### Stated problem 1
Transcribe the passage of the Real Cycle restoration thread starting at "## Barnegatbicycles (Aug" and ending at "with the bike.".
### Stated problem 2
Pick up the Real Cycle restoration thread where it stops and keep it going.
* Begin Quoted text *
I have not made much progress on the bike yet.  I just today got out of school for summer break so i will have more time now for my project.  I have nicer wheels for it but i still need the new departure triple speed shifter.  I hit up copake, had somebody looking for me at trexlertown, and i asked around at the bike show the shop i work at does; but nothing. The other down side to going to shows is i bought more projects.  Finally got a colorflow that ive been wanting for forever, and a bunch of other stuff.  I did however clean up the frame and its looking great.  So many projects so little time.  I just finished up a ladies 5 star maybe ill start another post with some pics of my projects.  Thank you for asking and ill try to get moving on it.


----------



## Zark (Aug 15, 2013)

*Real Cycle bikes.*

Just to add I came across this old thread the first three photos are of a Real Cycle bike, only the later version that I am more familiar with, also it would be a middle weight and not a balloon tire bike. http://thecabe.com/vbulletin/showth...ication-on-auction-finds&highlight=Real+Cycle


----------



## Barnegatbicycles (Aug 25, 2013)

*Resto complete!*

I had nothing better to do today so i started working on the real.  I figured out that the triple speed wont work without some spacers so i decided to leave it off for now until i get the parts.  It rides great and i think it came out "real" nice. Also for the front hub i used a schwinn marked hub because i thought it went well with the bike.


----------



## Zark (Dec 6, 2013)

Great job on the Real Cycle restore job, really looks great! Also found out that Steve Maxamo who ran the Real Cycle Company, had died recently. Was hoping to see one more time but it's too late now. http://www.legacy.com/obituaries/ph...n-j-maximo&pid=166907990#sthash.1j8DZHRY.gbpl.......http://www.fletchernasevich.com/


----------



## Jim Milsted (Mar 2, 2021)
* End Quoted text *
* Begin Extracted information *
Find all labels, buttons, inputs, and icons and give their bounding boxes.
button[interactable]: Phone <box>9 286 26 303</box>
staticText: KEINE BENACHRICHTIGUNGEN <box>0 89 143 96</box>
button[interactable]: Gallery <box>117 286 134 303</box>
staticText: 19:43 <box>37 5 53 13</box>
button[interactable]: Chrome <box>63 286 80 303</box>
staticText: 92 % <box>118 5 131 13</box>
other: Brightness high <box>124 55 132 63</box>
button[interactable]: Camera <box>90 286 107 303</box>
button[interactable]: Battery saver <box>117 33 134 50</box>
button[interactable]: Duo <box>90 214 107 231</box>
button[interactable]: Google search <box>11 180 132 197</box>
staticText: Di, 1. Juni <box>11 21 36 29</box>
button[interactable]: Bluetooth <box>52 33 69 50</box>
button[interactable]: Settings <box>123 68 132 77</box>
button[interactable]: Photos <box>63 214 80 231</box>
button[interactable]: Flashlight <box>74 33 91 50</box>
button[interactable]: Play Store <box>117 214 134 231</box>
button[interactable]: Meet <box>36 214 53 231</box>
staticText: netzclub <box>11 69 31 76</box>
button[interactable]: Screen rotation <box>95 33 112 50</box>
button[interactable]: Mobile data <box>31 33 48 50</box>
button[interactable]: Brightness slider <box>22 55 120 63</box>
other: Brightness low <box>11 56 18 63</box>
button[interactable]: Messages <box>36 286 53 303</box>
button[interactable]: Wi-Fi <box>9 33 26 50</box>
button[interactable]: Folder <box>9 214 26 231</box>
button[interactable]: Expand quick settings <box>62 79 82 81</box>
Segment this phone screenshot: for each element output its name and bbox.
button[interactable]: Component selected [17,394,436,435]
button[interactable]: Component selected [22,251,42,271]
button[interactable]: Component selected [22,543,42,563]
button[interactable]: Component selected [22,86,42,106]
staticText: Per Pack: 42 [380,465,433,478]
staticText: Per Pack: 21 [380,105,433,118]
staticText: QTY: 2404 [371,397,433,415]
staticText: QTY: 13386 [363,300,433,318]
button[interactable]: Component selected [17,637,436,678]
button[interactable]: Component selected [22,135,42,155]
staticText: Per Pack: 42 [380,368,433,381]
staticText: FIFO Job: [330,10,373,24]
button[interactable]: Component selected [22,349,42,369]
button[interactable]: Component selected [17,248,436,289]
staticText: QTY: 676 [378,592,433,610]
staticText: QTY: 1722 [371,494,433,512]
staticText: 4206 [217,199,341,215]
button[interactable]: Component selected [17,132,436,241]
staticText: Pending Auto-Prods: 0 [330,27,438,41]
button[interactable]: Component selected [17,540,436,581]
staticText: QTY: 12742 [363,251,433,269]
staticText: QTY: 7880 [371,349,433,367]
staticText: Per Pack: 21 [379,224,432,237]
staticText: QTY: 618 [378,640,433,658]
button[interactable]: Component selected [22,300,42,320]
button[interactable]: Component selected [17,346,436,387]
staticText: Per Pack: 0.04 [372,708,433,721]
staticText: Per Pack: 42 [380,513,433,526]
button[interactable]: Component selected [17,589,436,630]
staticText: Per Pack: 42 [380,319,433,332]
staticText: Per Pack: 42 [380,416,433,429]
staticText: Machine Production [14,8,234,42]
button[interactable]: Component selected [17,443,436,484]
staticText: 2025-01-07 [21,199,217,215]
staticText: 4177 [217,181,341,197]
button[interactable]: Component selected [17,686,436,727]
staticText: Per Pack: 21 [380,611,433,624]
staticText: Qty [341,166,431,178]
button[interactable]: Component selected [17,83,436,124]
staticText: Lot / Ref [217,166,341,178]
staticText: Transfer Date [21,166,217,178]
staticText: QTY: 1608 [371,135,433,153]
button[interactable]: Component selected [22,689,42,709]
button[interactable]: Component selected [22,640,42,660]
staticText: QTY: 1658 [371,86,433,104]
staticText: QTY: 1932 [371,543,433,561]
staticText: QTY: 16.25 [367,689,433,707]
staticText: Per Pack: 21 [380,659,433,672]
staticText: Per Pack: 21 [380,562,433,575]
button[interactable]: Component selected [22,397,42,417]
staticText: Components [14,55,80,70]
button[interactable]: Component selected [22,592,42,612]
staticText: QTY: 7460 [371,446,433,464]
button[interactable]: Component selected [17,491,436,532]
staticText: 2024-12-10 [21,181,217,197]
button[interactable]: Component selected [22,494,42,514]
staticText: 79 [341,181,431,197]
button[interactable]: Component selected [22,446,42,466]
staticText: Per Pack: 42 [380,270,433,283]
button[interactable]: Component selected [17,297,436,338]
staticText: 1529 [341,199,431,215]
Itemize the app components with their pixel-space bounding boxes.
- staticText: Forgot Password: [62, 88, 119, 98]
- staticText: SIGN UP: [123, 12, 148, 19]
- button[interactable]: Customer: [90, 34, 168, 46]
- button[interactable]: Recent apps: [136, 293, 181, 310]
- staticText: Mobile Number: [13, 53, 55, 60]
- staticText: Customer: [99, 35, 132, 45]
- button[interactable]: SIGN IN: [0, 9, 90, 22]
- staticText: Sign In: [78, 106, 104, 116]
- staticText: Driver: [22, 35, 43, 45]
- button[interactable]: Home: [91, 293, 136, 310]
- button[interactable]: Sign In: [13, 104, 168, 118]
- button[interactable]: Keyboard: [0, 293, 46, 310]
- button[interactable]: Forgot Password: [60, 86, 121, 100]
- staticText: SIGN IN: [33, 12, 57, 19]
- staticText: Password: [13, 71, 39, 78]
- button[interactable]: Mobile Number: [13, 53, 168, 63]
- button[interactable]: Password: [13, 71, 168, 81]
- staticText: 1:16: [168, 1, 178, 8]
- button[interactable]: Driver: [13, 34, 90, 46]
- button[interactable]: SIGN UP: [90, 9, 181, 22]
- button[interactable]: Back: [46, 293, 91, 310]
* End Extracted information *
### Task output 1
## Barnegatbicycles (Aug 25, 2013)

*Resto complete!*

I had nothing better to do today so i started working on the real.  I figured out that the triple speed wont work without some spacers so i decided to leave it off for now until i get the parts.  It rides great and i think it came out "real" nice. Also for the front hub i used a schwinn marked hub because i thought it went well with the bike.

### Task output 2
https://www.facebook.com/linda.w.co...z7HmfqEh_jthW4qRcEwXZedH0Kg6ew&[B]tn[/B]=R]-R
Many year ago I was at an auction in Philly of an old time bicycle co "The Real Bicycle Co."...I bought all the dies and jigs for making balloon tire bicycles...Also a machine for making rubber tires on wagons....Took two trips to get this stuff home....Tried for years to sell the dies & jigs in Hemmings Motor News, Tradin Times and other ad's...This was way before internet sales...Ended up scraping the stuff....Now when I talk to bicycle nuts they are so mad that I didn't keep it all....Wish I did, but it certainly was some very heavy iron....I still remember the auctioneers name, Barry Slosberg from Philly...I was at one of his auctions a couple of years ago and he remembered that bicycle auction....If I took that stuff to Fall Hershey Swap Meet today I could get thousands of $$$ for it all....Hindsight ! LOL


----------



## Barnegatbicycles (Mar 3, 2021)

I heard rumors that some of it ended up at the old bike shop in my town of Barnegat.


----------



## semcgrory1018 (Aug 14, 2022)

Zark said:


> Additional Information On the Real Cycle Co. is that it started out as N.T. Cycle by the founder Nicholas Toconita, as seen on this old Bicycle head badgeView attachment 534785 and later became the Real Cycle Co. as seen on this bicycle Head badge, in the 1960's the head badges were made with a silvered paper and glued on, with the REAL spelled out verticaly with wings to either side, still trying to find a photo of one. View attachment 534786 Here is the building years after the bicycle company closed. View attachment 534787 and this
> 
> 
> 
> ...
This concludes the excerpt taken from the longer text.